Go through the entries below and collect each line with the string "four" in it.

■ ■ ■ ■ ■

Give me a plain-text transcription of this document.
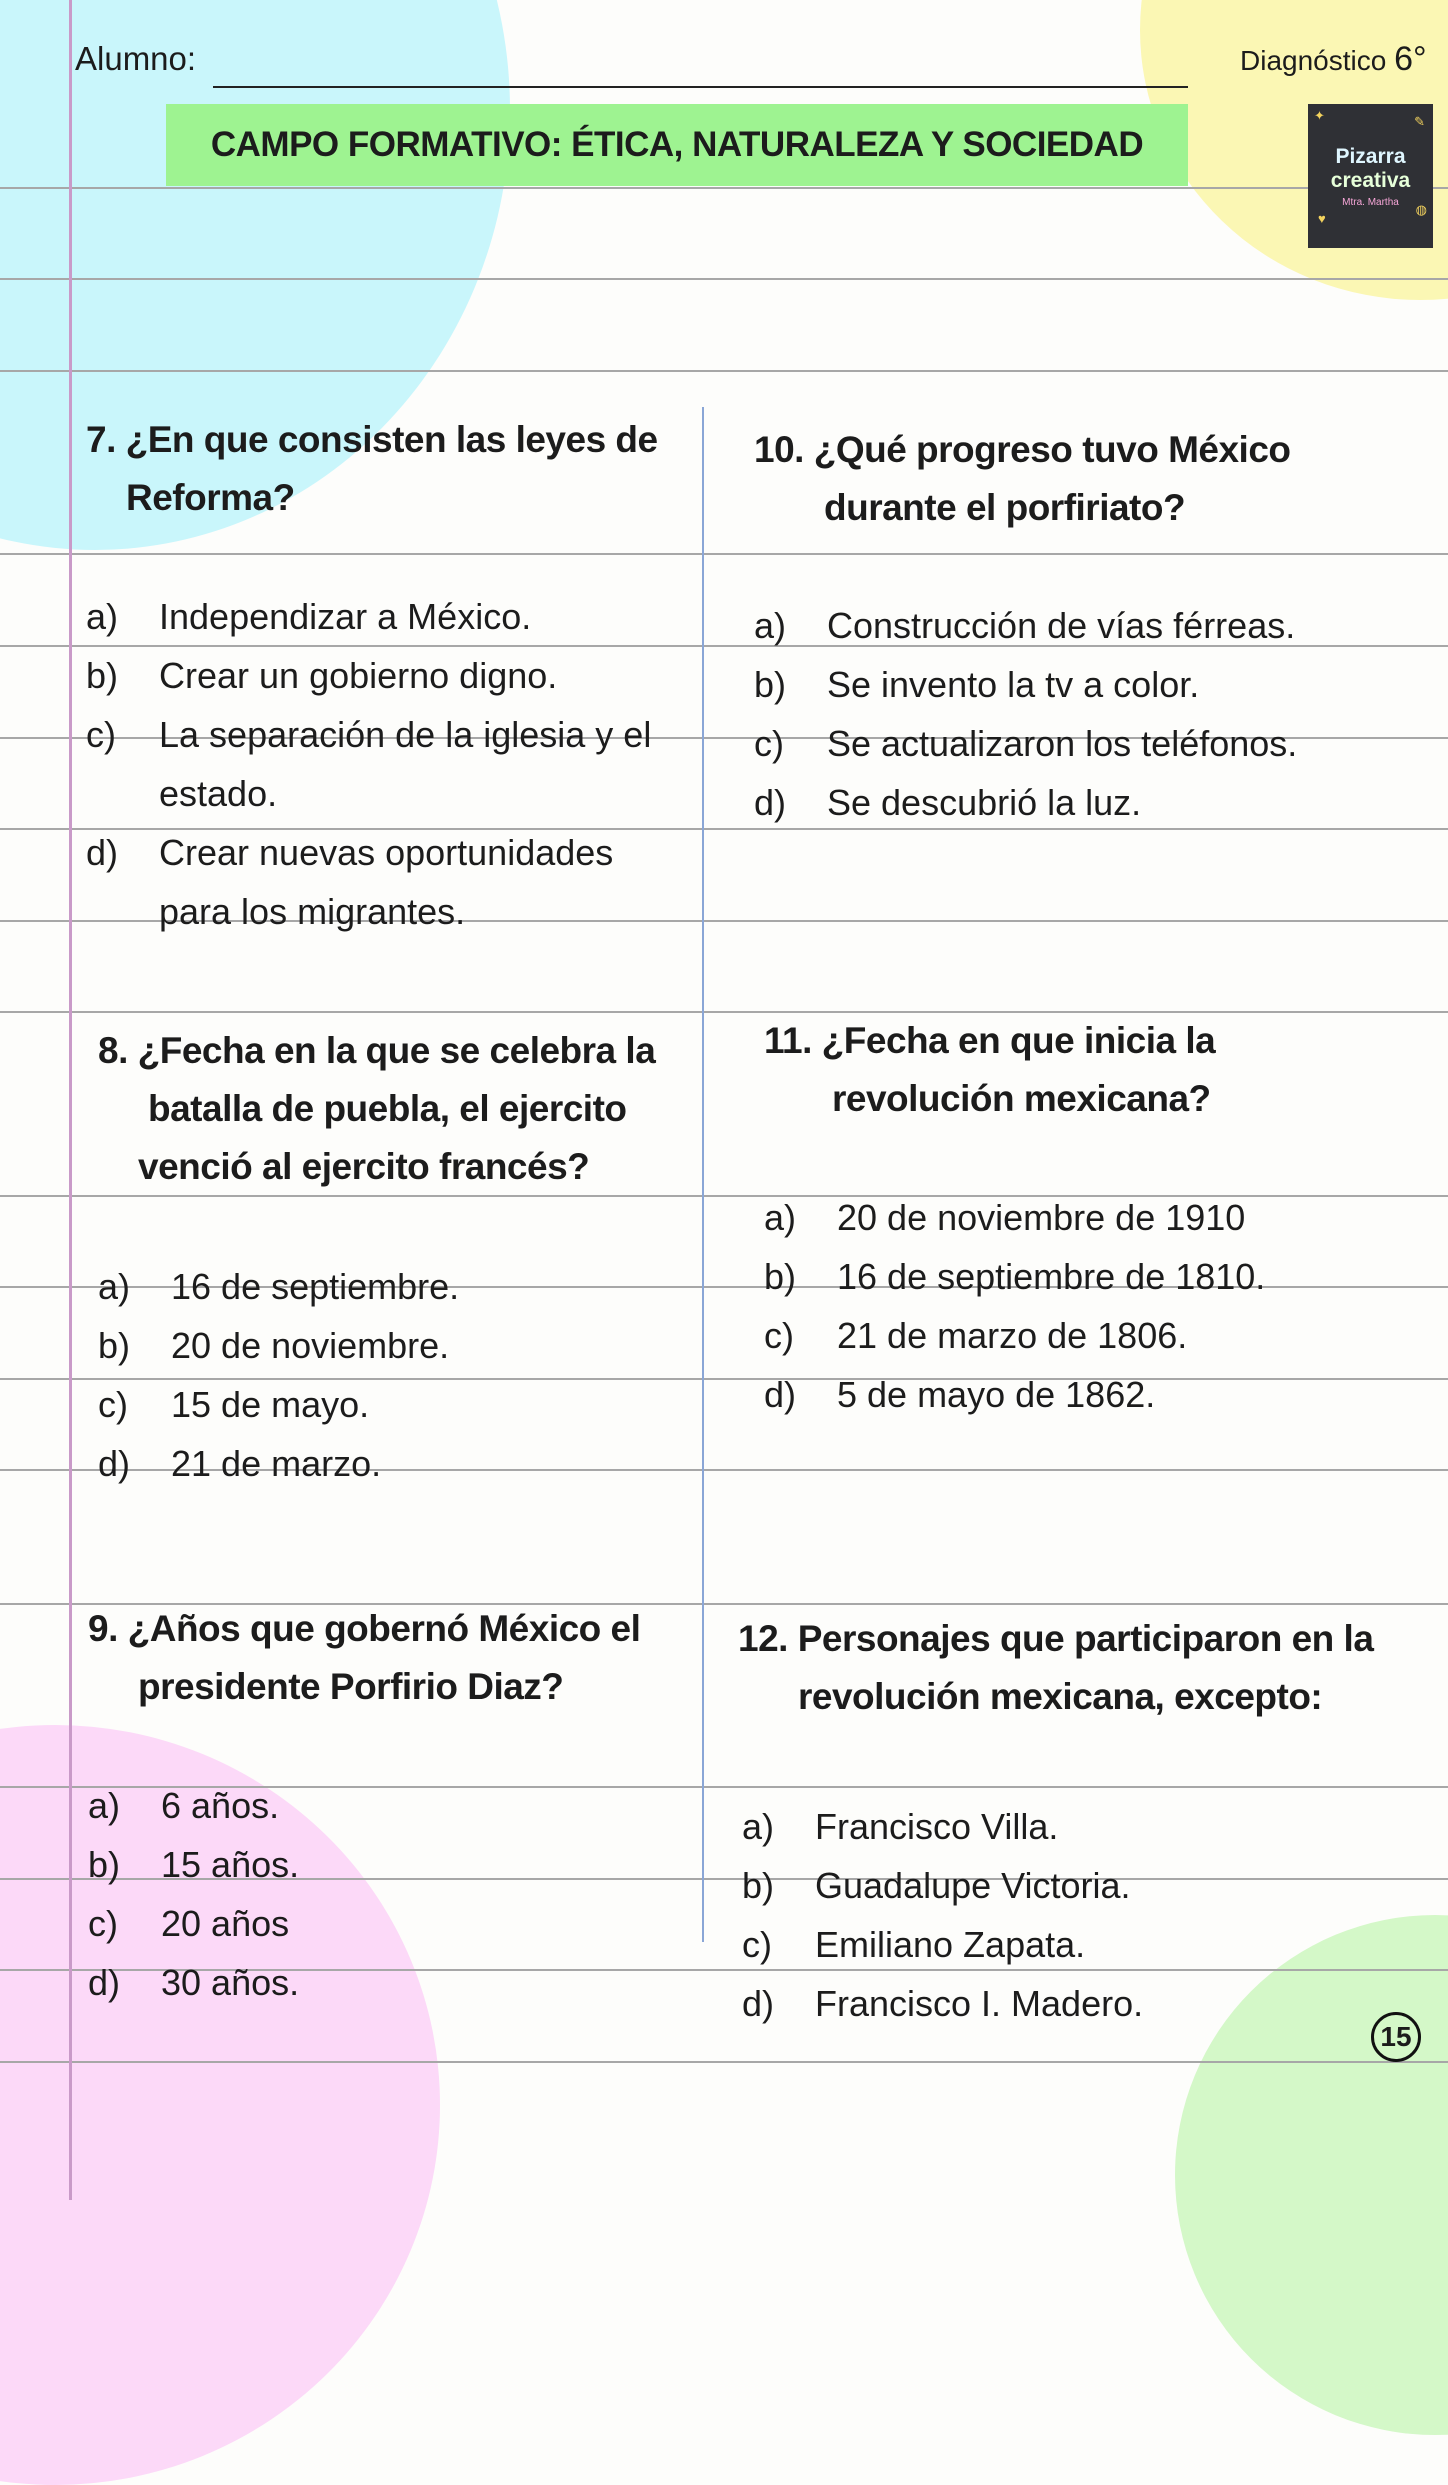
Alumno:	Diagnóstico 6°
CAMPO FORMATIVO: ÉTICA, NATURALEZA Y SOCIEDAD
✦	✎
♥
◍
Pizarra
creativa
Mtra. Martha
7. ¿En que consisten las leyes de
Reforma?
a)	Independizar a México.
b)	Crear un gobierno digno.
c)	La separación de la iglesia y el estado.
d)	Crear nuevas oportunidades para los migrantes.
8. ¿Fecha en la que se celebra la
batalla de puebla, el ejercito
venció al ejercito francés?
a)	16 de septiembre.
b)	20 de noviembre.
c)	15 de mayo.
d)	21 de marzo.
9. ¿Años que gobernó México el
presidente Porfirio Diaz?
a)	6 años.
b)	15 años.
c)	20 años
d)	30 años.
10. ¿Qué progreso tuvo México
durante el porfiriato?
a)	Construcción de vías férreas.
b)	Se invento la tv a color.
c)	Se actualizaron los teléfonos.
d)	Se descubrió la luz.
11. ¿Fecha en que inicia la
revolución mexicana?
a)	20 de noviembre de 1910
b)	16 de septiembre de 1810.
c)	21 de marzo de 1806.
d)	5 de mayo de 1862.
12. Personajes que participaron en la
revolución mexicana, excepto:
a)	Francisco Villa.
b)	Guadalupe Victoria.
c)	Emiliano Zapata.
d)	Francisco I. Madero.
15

■ ■ ■ ■ ■

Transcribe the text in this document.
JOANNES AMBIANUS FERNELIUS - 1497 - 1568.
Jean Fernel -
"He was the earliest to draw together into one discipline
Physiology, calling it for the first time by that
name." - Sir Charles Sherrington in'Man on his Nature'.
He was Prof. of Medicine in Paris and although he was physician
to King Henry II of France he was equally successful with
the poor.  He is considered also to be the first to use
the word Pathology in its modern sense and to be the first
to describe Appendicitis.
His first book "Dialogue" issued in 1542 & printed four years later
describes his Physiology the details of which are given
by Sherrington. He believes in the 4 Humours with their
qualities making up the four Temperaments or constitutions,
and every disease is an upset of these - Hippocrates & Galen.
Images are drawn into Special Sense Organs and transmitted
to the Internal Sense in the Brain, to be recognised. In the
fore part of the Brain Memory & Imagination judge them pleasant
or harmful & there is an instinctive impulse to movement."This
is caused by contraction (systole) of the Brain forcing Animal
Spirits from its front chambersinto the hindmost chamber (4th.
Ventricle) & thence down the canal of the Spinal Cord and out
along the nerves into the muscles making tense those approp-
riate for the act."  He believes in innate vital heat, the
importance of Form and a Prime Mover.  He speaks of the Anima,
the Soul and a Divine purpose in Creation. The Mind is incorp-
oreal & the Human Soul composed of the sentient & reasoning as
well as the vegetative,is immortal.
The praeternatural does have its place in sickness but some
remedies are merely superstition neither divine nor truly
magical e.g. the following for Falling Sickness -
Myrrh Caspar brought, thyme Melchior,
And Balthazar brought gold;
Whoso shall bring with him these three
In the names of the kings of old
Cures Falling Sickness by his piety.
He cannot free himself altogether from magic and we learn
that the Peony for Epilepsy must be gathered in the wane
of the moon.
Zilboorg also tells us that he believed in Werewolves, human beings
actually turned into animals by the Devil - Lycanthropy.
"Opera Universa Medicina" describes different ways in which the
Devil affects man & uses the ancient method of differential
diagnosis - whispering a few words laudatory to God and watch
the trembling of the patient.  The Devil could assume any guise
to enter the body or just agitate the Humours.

■ ■ ■ ■ ■

RESPONSE BELOW>
His first book "Dialogue" issued in 1542 & printed four years later
qualities making up the four Temperaments or constitutions,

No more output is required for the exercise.